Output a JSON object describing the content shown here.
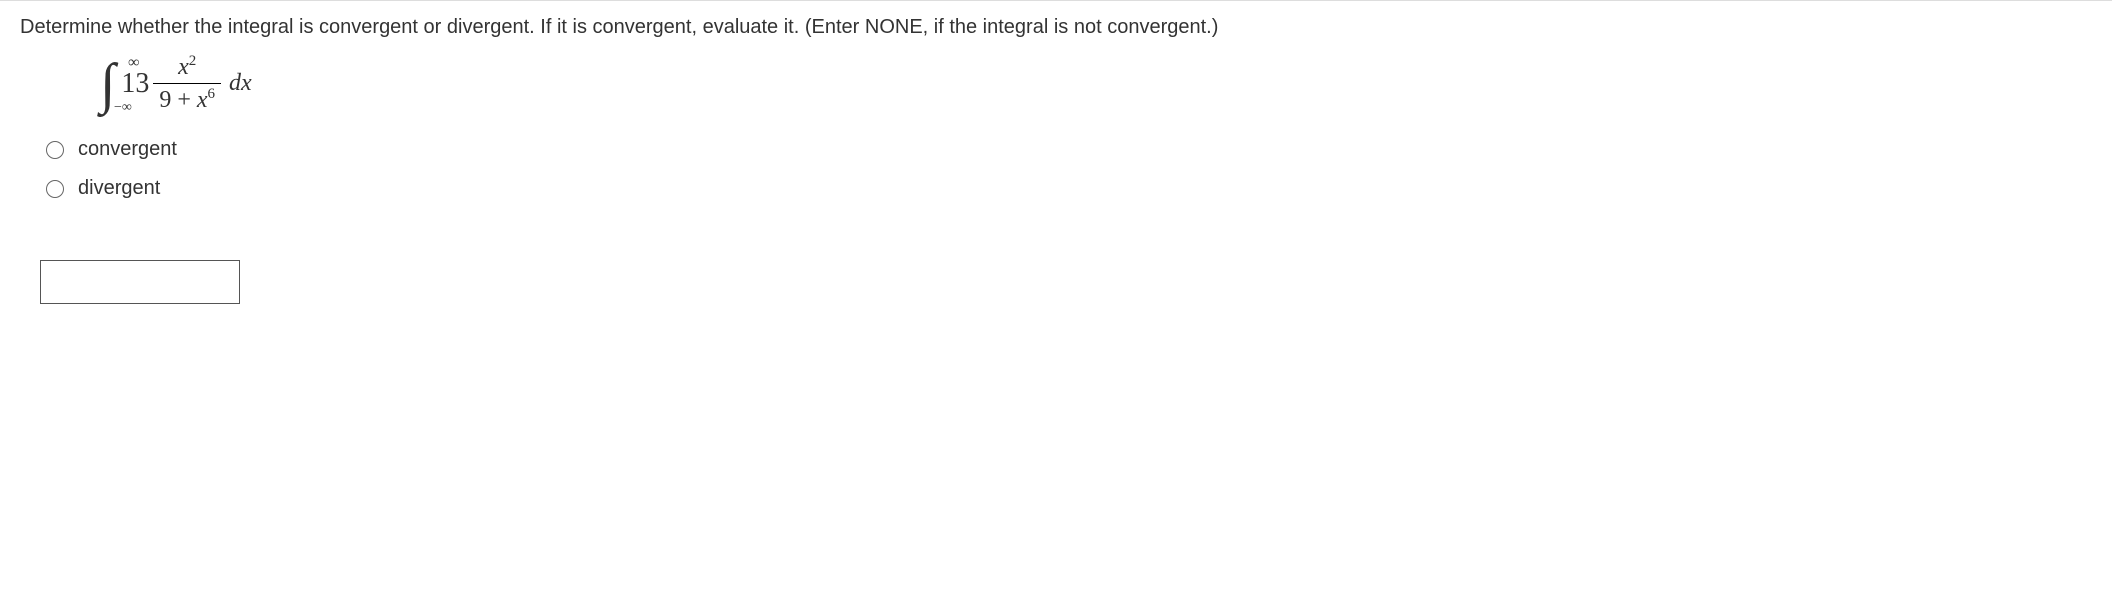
{
  "question": {
    "prompt": "Determine whether the integral is convergent or divergent. If it is convergent, evaluate it. (Enter NONE, if the integral is not convergent.)"
  },
  "integral": {
    "upper": "∞",
    "lower": "−∞",
    "coefficient": "13",
    "numerator_base": "x",
    "numerator_exp": "2",
    "denom_const": "9",
    "denom_op": "+",
    "denom_base": "x",
    "denom_exp": "6",
    "differential": "dx"
  },
  "options": {
    "opt1": "convergent",
    "opt2": "divergent"
  },
  "answer": {
    "value": ""
  }
}
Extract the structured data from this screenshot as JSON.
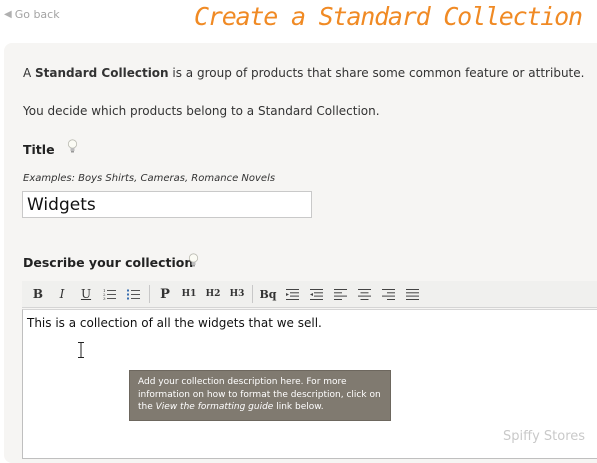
{
  "nav": {
    "back_label": "Go back"
  },
  "page": {
    "title": "Create a Standard Collection"
  },
  "intro": {
    "line1_prefix": "A ",
    "line1_bold": "Standard Collection",
    "line1_suffix": " is a group of products that share some common feature or attribute.",
    "line2": "You decide which products belong to a Standard Collection."
  },
  "title_field": {
    "label": "Title",
    "examples": "Examples: Boys Shirts, Cameras, Romance Novels",
    "value": "Widgets"
  },
  "description": {
    "label": "Describe your collection",
    "text": "This is a collection of all the widgets that we sell."
  },
  "toolbar": {
    "bold": "B",
    "italic": "I",
    "underline": "U",
    "paragraph": "P",
    "h1": "H1",
    "h2": "H2",
    "h3": "H3",
    "blockquote": "Bq"
  },
  "tooltip": {
    "text_before": "Add your collection description here. For more information on how to format the description, click on the ",
    "link_text": "View the formatting guide",
    "text_after": " link below."
  },
  "watermark": "Spiffy Stores"
}
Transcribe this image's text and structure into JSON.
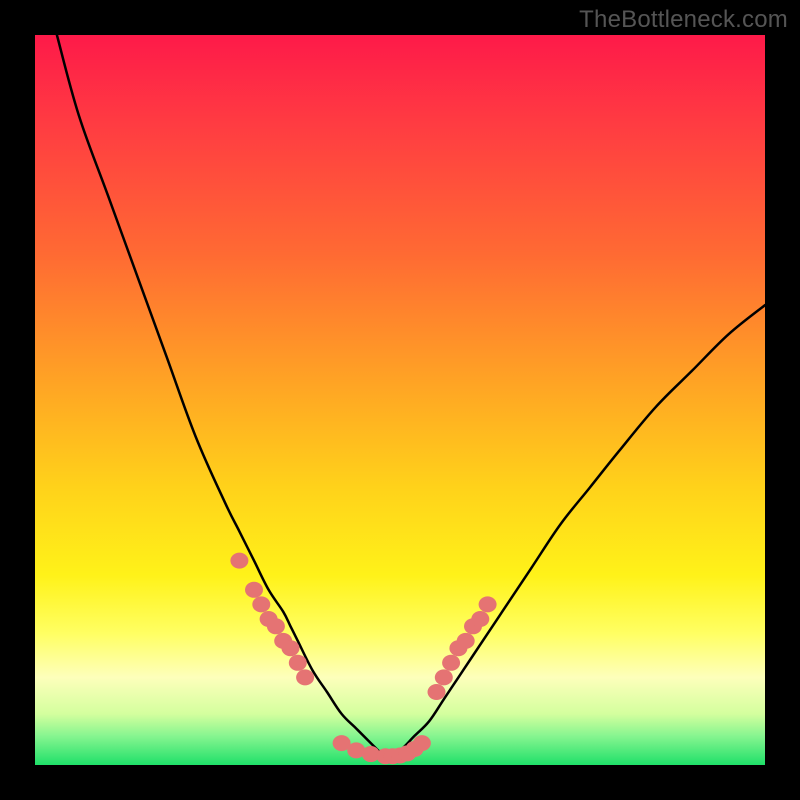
{
  "watermark": "TheBottleneck.com",
  "colors": {
    "background": "#000000",
    "curve_stroke": "#000000",
    "marker_fill": "#e57373",
    "marker_stroke": "#cc5f5f"
  },
  "chart_data": {
    "type": "line",
    "title": "",
    "xlabel": "",
    "ylabel": "",
    "xlim": [
      0,
      100
    ],
    "ylim": [
      0,
      100
    ],
    "grid": false,
    "legend": false,
    "series": [
      {
        "name": "left-curve",
        "x": [
          3,
          6,
          10,
          14,
          18,
          22,
          26,
          28,
          30,
          32,
          34,
          35,
          36,
          38,
          40,
          42,
          44,
          46,
          47,
          48
        ],
        "values": [
          100,
          89,
          78,
          67,
          56,
          45,
          36,
          32,
          28,
          24,
          21,
          19,
          17,
          13,
          10,
          7,
          5,
          3,
          2,
          1
        ]
      },
      {
        "name": "right-curve",
        "x": [
          48,
          50,
          52,
          54,
          56,
          58,
          60,
          64,
          68,
          72,
          76,
          80,
          85,
          90,
          95,
          100
        ],
        "values": [
          1,
          2,
          4,
          6,
          9,
          12,
          15,
          21,
          27,
          33,
          38,
          43,
          49,
          54,
          59,
          63
        ]
      },
      {
        "name": "markers-left-cluster",
        "x": [
          28,
          30,
          31,
          32,
          33,
          34,
          35,
          36,
          37
        ],
        "values": [
          28,
          24,
          22,
          20,
          19,
          17,
          16,
          14,
          12
        ]
      },
      {
        "name": "markers-trough",
        "x": [
          42,
          44,
          46,
          48,
          49,
          50,
          51,
          52,
          53
        ],
        "values": [
          3,
          2,
          1.5,
          1.2,
          1.2,
          1.3,
          1.6,
          2.2,
          3
        ]
      },
      {
        "name": "markers-right-cluster",
        "x": [
          55,
          56,
          57,
          58,
          59,
          60,
          61,
          62
        ],
        "values": [
          10,
          12,
          14,
          16,
          17,
          19,
          20,
          22
        ]
      }
    ]
  }
}
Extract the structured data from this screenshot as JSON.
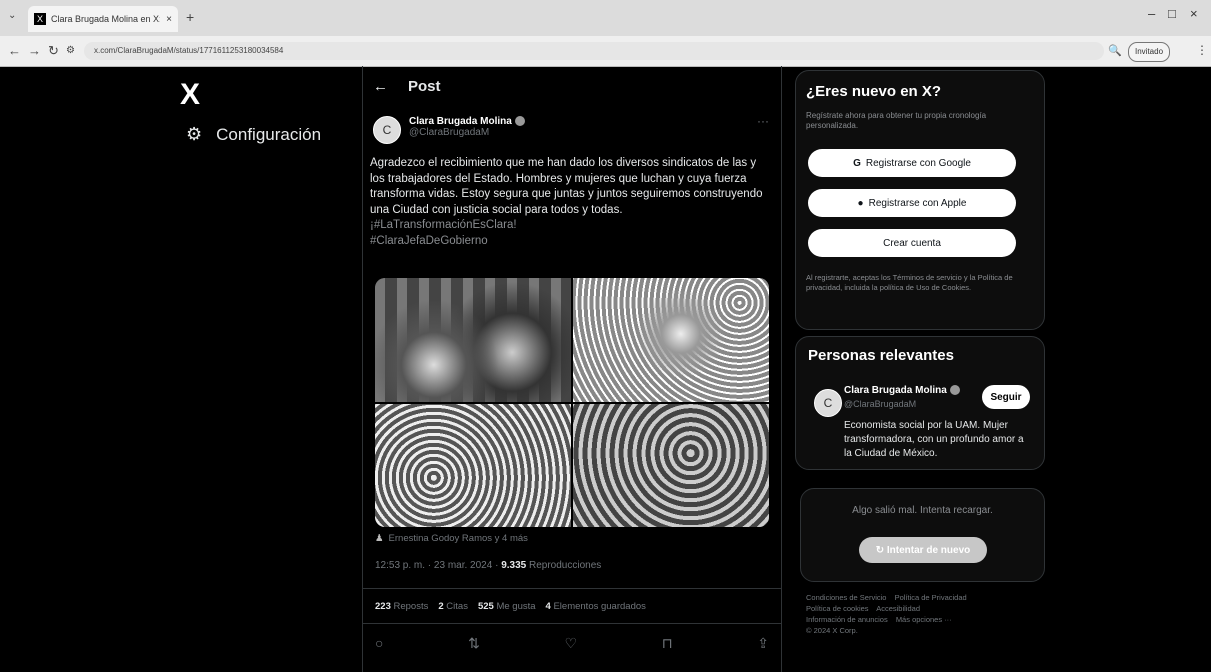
{
  "browser": {
    "tab_title": "Clara Brugada Molina en X: \"A",
    "tab_close": "×",
    "new_tab": "+",
    "url": "x.com/ClaraBrugadaM/status/1771611253180034584",
    "guest_label": "Invitado",
    "minimize": "–",
    "maximize": "□",
    "close": "×"
  },
  "sidebar": {
    "logo": "X",
    "settings_label": "Configuración"
  },
  "post": {
    "header_title": "Post",
    "author_name": "Clara Brugada Molina",
    "author_handle": "@ClaraBrugadaM",
    "avatar_initial": "C",
    "text": "Agradezco el recibimiento que me han dado los diversos sindicatos de las y los trabajadores del Estado. Hombres y mujeres que luchan y cuya fuerza transforma vidas. Estoy segura que juntas y juntos seguiremos construyendo una Ciudad con justicia social para todos y todas.",
    "hashtag1": "¡#LaTransformaciónEsClara!",
    "hashtag2": "#ClaraJefaDeGobierno",
    "tagged": "Ernestina Godoy Ramos y 4 más",
    "timestamp": "12:53 p. m. · 23 mar. 2024 · ",
    "views_count": "9.335",
    "views_label": " Reproducciones",
    "reposts_count": "223",
    "reposts_label": "Reposts",
    "quotes_count": "2",
    "quotes_label": "Citas",
    "likes_count": "525",
    "likes_label": "Me gusta",
    "bookmarks_count": "4",
    "bookmarks_label": "Elementos guardados"
  },
  "signup": {
    "title": "¿Eres nuevo en X?",
    "description": "Regístrate ahora para obtener tu propia cronología personalizada.",
    "google_label": "Registrarse con Google",
    "apple_label": "Registrarse con Apple",
    "create_label": "Crear cuenta",
    "legal": "Al registrarte, aceptas los Términos de servicio y la Política de privacidad, incluida la política de Uso de Cookies."
  },
  "relevant": {
    "title": "Personas relevantes",
    "name": "Clara Brugada Molina",
    "handle": "@ClaraBrugadaM",
    "follow_label": "Seguir",
    "bio": "Economista social por la UAM. Mujer transformadora, con un profundo amor a la Ciudad de México."
  },
  "error_card": {
    "message": "Algo salió mal. Intenta recargar.",
    "retry_label": "Intentar de nuevo"
  },
  "footer": {
    "links": [
      "Condiciones de Servicio",
      "Política de Privacidad",
      "Política de cookies",
      "Accesibilidad",
      "Información de anuncios",
      "Más opciones ···",
      "© 2024 X Corp."
    ]
  }
}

━━━━━━

* Task brief *
Give every line above again exactly, with no pictures.

* Solution *
Output a JSON object describing the content shown here.
{
  "question": {
    "prompt": "Determine whether the integral is convergent or divergent. If it is convergent, evaluate it. (Enter NONE, if the integral is not convergent.)"
  },
  "integral": {
    "upper": "∞",
    "lower": "−∞",
    "coefficient": "13",
    "numerator_base": "x",
    "numerator_exp": "2",
    "denom_const": "9",
    "denom_op": "+",
    "denom_base": "x",
    "denom_exp": "6",
    "differential": "dx"
  },
  "options": {
    "opt1": "convergent",
    "opt2": "divergent"
  },
  "answer": {
    "value": ""
  }
}
Extract the structured data from this screenshot as JSON.
{
  "nav": {
    "back_label": "Go back"
  },
  "page": {
    "title": "Create a Standard Collection"
  },
  "intro": {
    "line1_prefix": "A ",
    "line1_bold": "Standard Collection",
    "line1_suffix": " is a group of products that share some common feature or attribute.",
    "line2": "You decide which products belong to a Standard Collection."
  },
  "title_field": {
    "label": "Title",
    "examples": "Examples: Boys Shirts, Cameras, Romance Novels",
    "value": "Widgets"
  },
  "description": {
    "label": "Describe your collection",
    "text": "This is a collection of all the widgets that we sell."
  },
  "toolbar": {
    "bold": "B",
    "italic": "I",
    "underline": "U",
    "paragraph": "P",
    "h1": "H1",
    "h2": "H2",
    "h3": "H3",
    "blockquote": "Bq"
  },
  "tooltip": {
    "text_before": "Add your collection description here. For more information on how to format the description, click on the ",
    "link_text": "View the formatting guide",
    "text_after": " link below."
  },
  "watermark": "Spiffy Stores"
}
Transcribe this image's text and structure into JSON.
{
  "watermark": "TheBottleneck.com",
  "colors": {
    "background": "#000000",
    "curve_stroke": "#000000",
    "marker_fill": "#e57373",
    "marker_stroke": "#cc5f5f"
  },
  "chart_data": {
    "type": "line",
    "title": "",
    "xlabel": "",
    "ylabel": "",
    "xlim": [
      0,
      100
    ],
    "ylim": [
      0,
      100
    ],
    "grid": false,
    "legend": false,
    "series": [
      {
        "name": "left-curve",
        "x": [
          3,
          6,
          10,
          14,
          18,
          22,
          26,
          28,
          30,
          32,
          34,
          35,
          36,
          38,
          40,
          42,
          44,
          46,
          47,
          48
        ],
        "values": [
          100,
          89,
          78,
          67,
          56,
          45,
          36,
          32,
          28,
          24,
          21,
          19,
          17,
          13,
          10,
          7,
          5,
          3,
          2,
          1
        ]
      },
      {
        "name": "right-curve",
        "x": [
          48,
          50,
          52,
          54,
          56,
          58,
          60,
          64,
          68,
          72,
          76,
          80,
          85,
          90,
          95,
          100
        ],
        "values": [
          1,
          2,
          4,
          6,
          9,
          12,
          15,
          21,
          27,
          33,
          38,
          43,
          49,
          54,
          59,
          63
        ]
      },
      {
        "name": "markers-left-cluster",
        "x": [
          28,
          30,
          31,
          32,
          33,
          34,
          35,
          36,
          37
        ],
        "values": [
          28,
          24,
          22,
          20,
          19,
          17,
          16,
          14,
          12
        ]
      },
      {
        "name": "markers-trough",
        "x": [
          42,
          44,
          46,
          48,
          49,
          50,
          51,
          52,
          53
        ],
        "values": [
          3,
          2,
          1.5,
          1.2,
          1.2,
          1.3,
          1.6,
          2.2,
          3
        ]
      },
      {
        "name": "markers-right-cluster",
        "x": [
          55,
          56,
          57,
          58,
          59,
          60,
          61,
          62
        ],
        "values": [
          10,
          12,
          14,
          16,
          17,
          19,
          20,
          22
        ]
      }
    ]
  }
}
Extract the structured data from this screenshot as JSON.
{
  "browser": {
    "tab_title": "Clara Brugada Molina en X: \"A",
    "tab_close": "×",
    "new_tab": "+",
    "url": "x.com/ClaraBrugadaM/status/1771611253180034584",
    "guest_label": "Invitado",
    "minimize": "–",
    "maximize": "□",
    "close": "×"
  },
  "sidebar": {
    "logo": "X",
    "settings_label": "Configuración"
  },
  "post": {
    "header_title": "Post",
    "author_name": "Clara Brugada Molina",
    "author_handle": "@ClaraBrugadaM",
    "avatar_initial": "C",
    "text": "Agradezco el recibimiento que me han dado los diversos sindicatos de las y los trabajadores del Estado. Hombres y mujeres que luchan y cuya fuerza transforma vidas. Estoy segura que juntas y juntos seguiremos construyendo una Ciudad con justicia social para todos y todas.",
    "hashtag1": "¡#LaTransformaciónEsClara!",
    "hashtag2": "#ClaraJefaDeGobierno",
    "tagged": "Ernestina Godoy Ramos y 4 más",
    "timestamp": "12:53 p. m. · 23 mar. 2024 · ",
    "views_count": "9.335",
    "views_label": " Reproducciones",
    "reposts_count": "223",
    "reposts_label": "Reposts",
    "quotes_count": "2",
    "quotes_label": "Citas",
    "likes_count": "525",
    "likes_label": "Me gusta",
    "bookmarks_count": "4",
    "bookmarks_label": "Elementos guardados"
  },
  "signup": {
    "title": "¿Eres nuevo en X?",
    "description": "Regístrate ahora para obtener tu propia cronología personalizada.",
    "google_label": "Registrarse con Google",
    "apple_label": "Registrarse con Apple",
    "create_label": "Crear cuenta",
    "legal": "Al registrarte, aceptas los Términos de servicio y la Política de privacidad, incluida la política de Uso de Cookies."
  },
  "relevant": {
    "title": "Personas relevantes",
    "name": "Clara Brugada Molina",
    "handle": "@ClaraBrugadaM",
    "follow_label": "Seguir",
    "bio": "Economista social por la UAM. Mujer transformadora, con un profundo amor a la Ciudad de México."
  },
  "error_card": {
    "message": "Algo salió mal. Intenta recargar.",
    "retry_label": "Intentar de nuevo"
  },
  "footer": {
    "links": [
      "Condiciones de Servicio",
      "Política de Privacidad",
      "Política de cookies",
      "Accesibilidad",
      "Información de anuncios",
      "Más opciones ···",
      "© 2024 X Corp."
    ]
  }
}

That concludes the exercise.